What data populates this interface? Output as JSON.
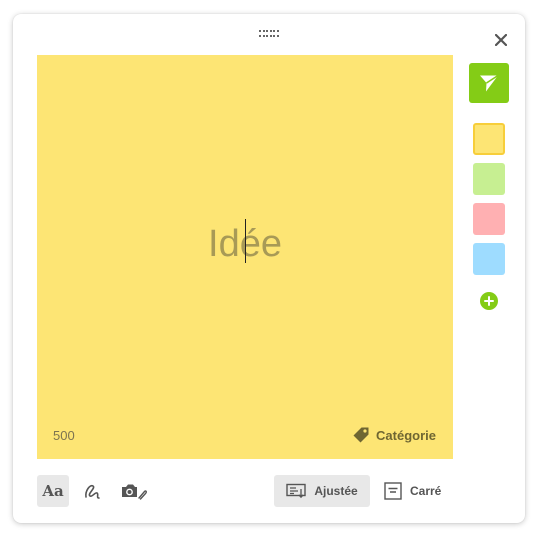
{
  "note": {
    "text": "Idée",
    "char_counter": "500",
    "category_label": "Catégorie",
    "background": "#fde574"
  },
  "colors": {
    "accent": "#84cc16",
    "swatches": [
      "#fde574",
      "#c7ef92",
      "#ffb0b2",
      "#9edcff"
    ],
    "selected_swatch": "yellow"
  },
  "toolbar": {
    "text_tool_label": "Aa",
    "fit_label": "Ajustée",
    "square_label": "Carré"
  },
  "icons": [
    "drag-handle-icon",
    "close-icon",
    "send-icon",
    "plus-icon",
    "tag-icon",
    "draw-icon",
    "camera-icon",
    "fit-layout-icon",
    "square-layout-icon"
  ]
}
★ ★ ★ ★ ★
### WHAT THE TASK ASKS
Write out the listing above again, exactly, but with no pictures in the copy.

### RESULT BELOW
What data populates this interface? Output as JSON.
{
  "note": {
    "text": "Idée",
    "char_counter": "500",
    "category_label": "Catégorie",
    "background": "#fde574"
  },
  "colors": {
    "accent": "#84cc16",
    "swatches": [
      "#fde574",
      "#c7ef92",
      "#ffb0b2",
      "#9edcff"
    ],
    "selected_swatch": "yellow"
  },
  "toolbar": {
    "text_tool_label": "Aa",
    "fit_label": "Ajustée",
    "square_label": "Carré"
  },
  "icons": [
    "drag-handle-icon",
    "close-icon",
    "send-icon",
    "plus-icon",
    "tag-icon",
    "draw-icon",
    "camera-icon",
    "fit-layout-icon",
    "square-layout-icon"
  ]
}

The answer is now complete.